#### WHAT IS EXPECTED
Copy out every record below exactly as written, but leave out any pictures.

───── RECORDS FOR THE EXERCISE ─────

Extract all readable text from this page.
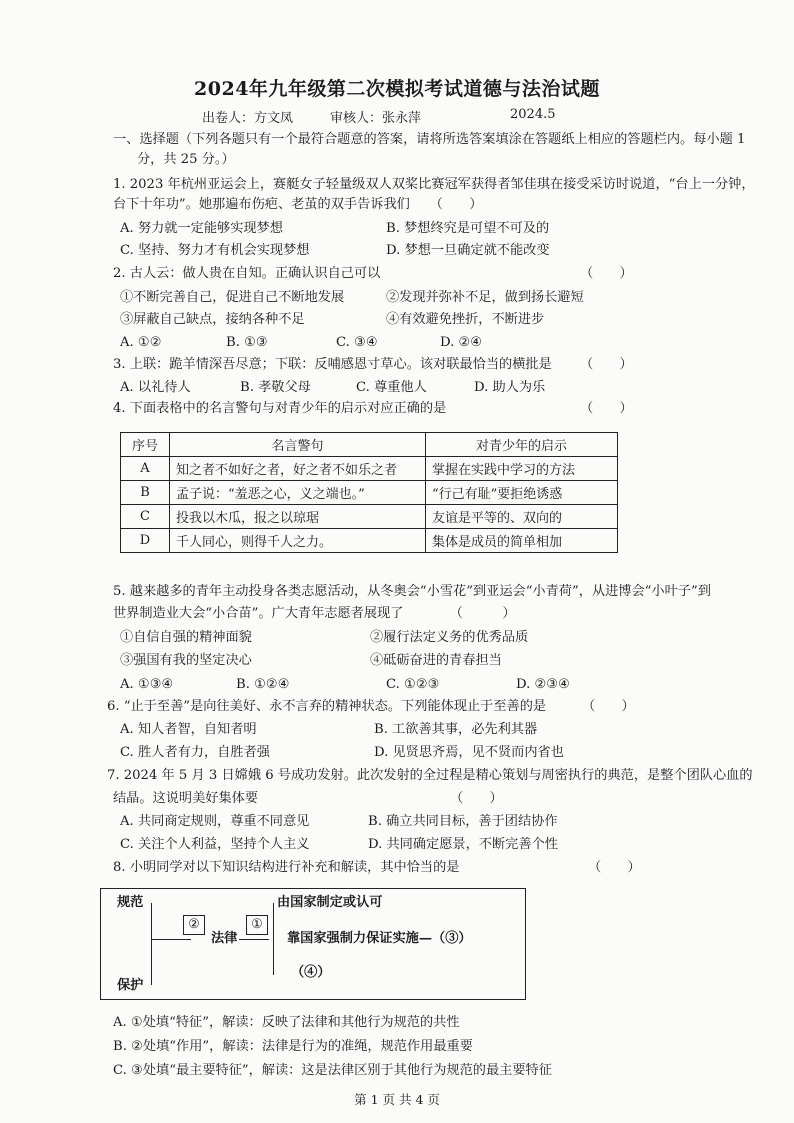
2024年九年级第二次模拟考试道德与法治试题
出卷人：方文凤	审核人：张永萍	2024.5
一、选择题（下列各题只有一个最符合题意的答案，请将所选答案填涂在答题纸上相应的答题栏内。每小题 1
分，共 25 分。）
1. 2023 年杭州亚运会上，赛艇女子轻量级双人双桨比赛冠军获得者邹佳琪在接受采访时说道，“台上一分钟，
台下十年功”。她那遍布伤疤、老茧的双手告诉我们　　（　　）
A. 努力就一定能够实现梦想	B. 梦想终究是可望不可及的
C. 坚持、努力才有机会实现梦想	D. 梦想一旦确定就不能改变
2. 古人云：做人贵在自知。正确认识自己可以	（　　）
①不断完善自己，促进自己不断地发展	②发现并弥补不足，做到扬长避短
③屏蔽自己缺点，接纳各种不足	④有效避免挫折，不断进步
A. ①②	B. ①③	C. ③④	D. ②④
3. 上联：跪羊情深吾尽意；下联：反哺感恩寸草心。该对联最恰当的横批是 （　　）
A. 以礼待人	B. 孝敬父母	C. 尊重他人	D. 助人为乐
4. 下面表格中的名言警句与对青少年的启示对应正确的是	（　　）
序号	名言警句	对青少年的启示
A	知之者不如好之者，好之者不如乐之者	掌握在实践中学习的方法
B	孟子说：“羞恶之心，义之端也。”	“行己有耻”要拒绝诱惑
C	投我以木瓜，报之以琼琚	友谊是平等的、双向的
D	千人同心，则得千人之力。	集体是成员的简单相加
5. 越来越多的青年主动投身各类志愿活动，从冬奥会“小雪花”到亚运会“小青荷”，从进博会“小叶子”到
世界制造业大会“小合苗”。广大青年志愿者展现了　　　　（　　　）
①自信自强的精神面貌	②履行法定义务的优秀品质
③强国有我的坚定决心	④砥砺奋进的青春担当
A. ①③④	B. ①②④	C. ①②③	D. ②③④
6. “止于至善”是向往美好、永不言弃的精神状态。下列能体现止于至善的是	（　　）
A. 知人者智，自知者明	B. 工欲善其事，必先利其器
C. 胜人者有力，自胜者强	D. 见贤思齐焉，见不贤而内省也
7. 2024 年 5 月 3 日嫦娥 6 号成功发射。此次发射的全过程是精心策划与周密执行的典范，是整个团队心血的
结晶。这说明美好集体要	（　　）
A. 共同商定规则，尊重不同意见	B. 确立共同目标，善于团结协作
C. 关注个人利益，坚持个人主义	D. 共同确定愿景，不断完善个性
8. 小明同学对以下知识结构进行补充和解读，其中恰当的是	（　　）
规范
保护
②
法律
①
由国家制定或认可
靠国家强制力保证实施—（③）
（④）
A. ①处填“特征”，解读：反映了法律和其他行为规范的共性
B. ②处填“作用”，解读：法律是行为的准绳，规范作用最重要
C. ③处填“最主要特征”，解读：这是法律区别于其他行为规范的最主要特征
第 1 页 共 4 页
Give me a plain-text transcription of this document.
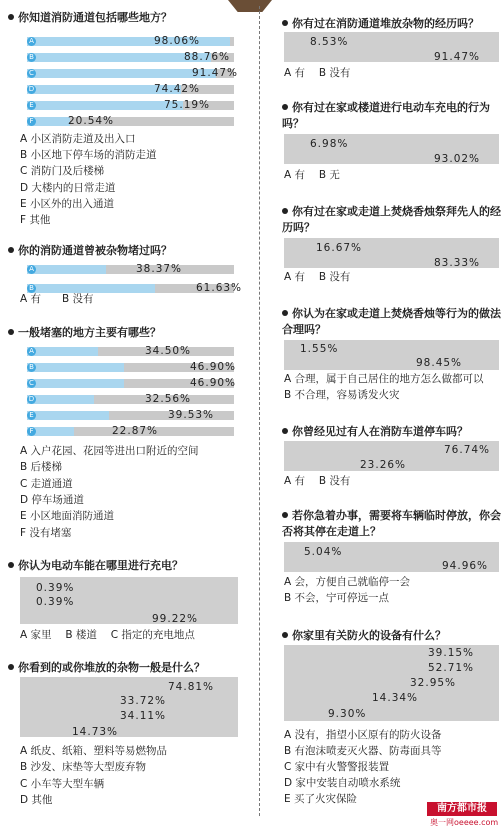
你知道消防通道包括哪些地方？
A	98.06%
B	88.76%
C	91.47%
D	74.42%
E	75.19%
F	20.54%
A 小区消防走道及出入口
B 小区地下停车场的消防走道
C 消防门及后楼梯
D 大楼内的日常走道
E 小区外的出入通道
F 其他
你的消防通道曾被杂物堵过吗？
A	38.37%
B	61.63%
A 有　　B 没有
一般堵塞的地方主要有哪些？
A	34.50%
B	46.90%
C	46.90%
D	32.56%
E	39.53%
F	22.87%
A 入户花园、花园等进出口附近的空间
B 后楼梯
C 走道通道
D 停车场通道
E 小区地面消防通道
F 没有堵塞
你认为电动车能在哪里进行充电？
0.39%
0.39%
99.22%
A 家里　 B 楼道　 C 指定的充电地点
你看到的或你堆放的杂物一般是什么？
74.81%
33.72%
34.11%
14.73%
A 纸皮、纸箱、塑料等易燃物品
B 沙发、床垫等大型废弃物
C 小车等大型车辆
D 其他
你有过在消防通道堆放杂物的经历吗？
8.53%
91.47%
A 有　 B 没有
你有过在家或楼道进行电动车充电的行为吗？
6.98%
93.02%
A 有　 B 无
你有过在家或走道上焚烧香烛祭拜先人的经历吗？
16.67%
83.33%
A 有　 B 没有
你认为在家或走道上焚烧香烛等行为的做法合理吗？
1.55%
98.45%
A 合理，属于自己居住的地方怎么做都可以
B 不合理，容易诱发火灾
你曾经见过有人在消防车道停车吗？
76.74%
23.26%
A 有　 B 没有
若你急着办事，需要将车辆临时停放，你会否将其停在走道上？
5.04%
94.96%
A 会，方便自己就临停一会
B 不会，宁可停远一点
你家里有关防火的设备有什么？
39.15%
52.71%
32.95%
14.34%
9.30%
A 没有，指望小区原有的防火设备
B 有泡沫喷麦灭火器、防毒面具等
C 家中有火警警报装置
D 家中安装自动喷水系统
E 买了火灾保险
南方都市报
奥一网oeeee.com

─────

#### RESPONSE BELOW
Extract all readable text from this page.
2024年九年级第二次模拟考试道德与法治试题
出卷人：方文凤	审核人：张永萍	2024.5
一、选择题（下列各题只有一个最符合题意的答案，请将所选答案填涂在答题纸上相应的答题栏内。每小题 1
分，共 25 分。）
1. 2023 年杭州亚运会上，赛艇女子轻量级双人双桨比赛冠军获得者邹佳琪在接受采访时说道，“台上一分钟，
台下十年功”。她那遍布伤疤、老茧的双手告诉我们　　（　　）
A. 努力就一定能够实现梦想	B. 梦想终究是可望不可及的
C. 坚持、努力才有机会实现梦想	D. 梦想一旦确定就不能改变
2. 古人云：做人贵在自知。正确认识自己可以	（　　）
①不断完善自己，促进自己不断地发展	②发现并弥补不足，做到扬长避短
③屏蔽自己缺点，接纳各种不足	④有效避免挫折，不断进步
A. ①②	B. ①③	C. ③④	D. ②④
3. 上联：跪羊情深吾尽意；下联：反哺感恩寸草心。该对联最恰当的横批是 （　　）
A. 以礼待人	B. 孝敬父母	C. 尊重他人	D. 助人为乐
4. 下面表格中的名言警句与对青少年的启示对应正确的是	（　　）
序号	名言警句	对青少年的启示
A	知之者不如好之者，好之者不如乐之者	掌握在实践中学习的方法
B	孟子说：“羞恶之心，义之端也。”	“行己有耻”要拒绝诱惑
C	投我以木瓜，报之以琼琚	友谊是平等的、双向的
D	千人同心，则得千人之力。	集体是成员的简单相加
5. 越来越多的青年主动投身各类志愿活动，从冬奥会“小雪花”到亚运会“小青荷”，从进博会“小叶子”到
世界制造业大会“小合苗”。广大青年志愿者展现了　　　　（　　　）
①自信自强的精神面貌	②履行法定义务的优秀品质
③强国有我的坚定决心	④砥砺奋进的青春担当
A. ①③④	B. ①②④	C. ①②③	D. ②③④
6. “止于至善”是向往美好、永不言弃的精神状态。下列能体现止于至善的是	（　　）
A. 知人者智，自知者明	B. 工欲善其事，必先利其器
C. 胜人者有力，自胜者强	D. 见贤思齐焉，见不贤而内省也
7. 2024 年 5 月 3 日嫦娥 6 号成功发射。此次发射的全过程是精心策划与周密执行的典范，是整个团队心血的
结晶。这说明美好集体要	（　　）
A. 共同商定规则，尊重不同意见	B. 确立共同目标，善于团结协作
C. 关注个人利益，坚持个人主义	D. 共同确定愿景，不断完善个性
8. 小明同学对以下知识结构进行补充和解读，其中恰当的是	（　　）
规范
保护
②
法律
①
由国家制定或认可
靠国家强制力保证实施—（③）
（④）
A. ①处填“特征”，解读：反映了法律和其他行为规范的共性
B. ②处填“作用”，解读：法律是行为的准绳，规范作用最重要
C. ③处填“最主要特征”，解读：这是法律区别于其他行为规范的最主要特征
第 1 页 共 4 页
Give me a plain-text transcription of this document.
你知道消防通道包括哪些地方？
A	98.06%
B	88.76%
C	91.47%
D	74.42%
E	75.19%
F	20.54%
A 小区消防走道及出入口
B 小区地下停车场的消防走道
C 消防门及后楼梯
D 大楼内的日常走道
E 小区外的出入通道
F 其他
你的消防通道曾被杂物堵过吗？
A	38.37%
B	61.63%
A 有　　B 没有
一般堵塞的地方主要有哪些？
A	34.50%
B	46.90%
C	46.90%
D	32.56%
E	39.53%
F	22.87%
A 入户花园、花园等进出口附近的空间
B 后楼梯
C 走道通道
D 停车场通道
E 小区地面消防通道
F 没有堵塞
你认为电动车能在哪里进行充电？
0.39%
0.39%
99.22%
A 家里　 B 楼道　 C 指定的充电地点
你看到的或你堆放的杂物一般是什么？
74.81%
33.72%
34.11%
14.73%
A 纸皮、纸箱、塑料等易燃物品
B 沙发、床垫等大型废弃物
C 小车等大型车辆
D 其他
你有过在消防通道堆放杂物的经历吗？
8.53%
91.47%
A 有　 B 没有
你有过在家或楼道进行电动车充电的行为吗？
6.98%
93.02%
A 有　 B 无
你有过在家或走道上焚烧香烛祭拜先人的经历吗？
16.67%
83.33%
A 有　 B 没有
你认为在家或走道上焚烧香烛等行为的做法合理吗？
1.55%
98.45%
A 合理，属于自己居住的地方怎么做都可以
B 不合理，容易诱发火灾
你曾经见过有人在消防车道停车吗？
76.74%
23.26%
A 有　 B 没有
若你急着办事，需要将车辆临时停放，你会否将其停在走道上？
5.04%
94.96%
A 会，方便自己就临停一会
B 不会，宁可停远一点
你家里有关防火的设备有什么？
39.15%
52.71%
32.95%
14.34%
9.30%
A 没有，指望小区原有的防火设备
B 有泡沫喷麦灭火器、防毒面具等
C 家中有火警警报装置
D 家中安装自动喷水系统
E 买了火灾保险
南方都市报
奥一网oeeee.com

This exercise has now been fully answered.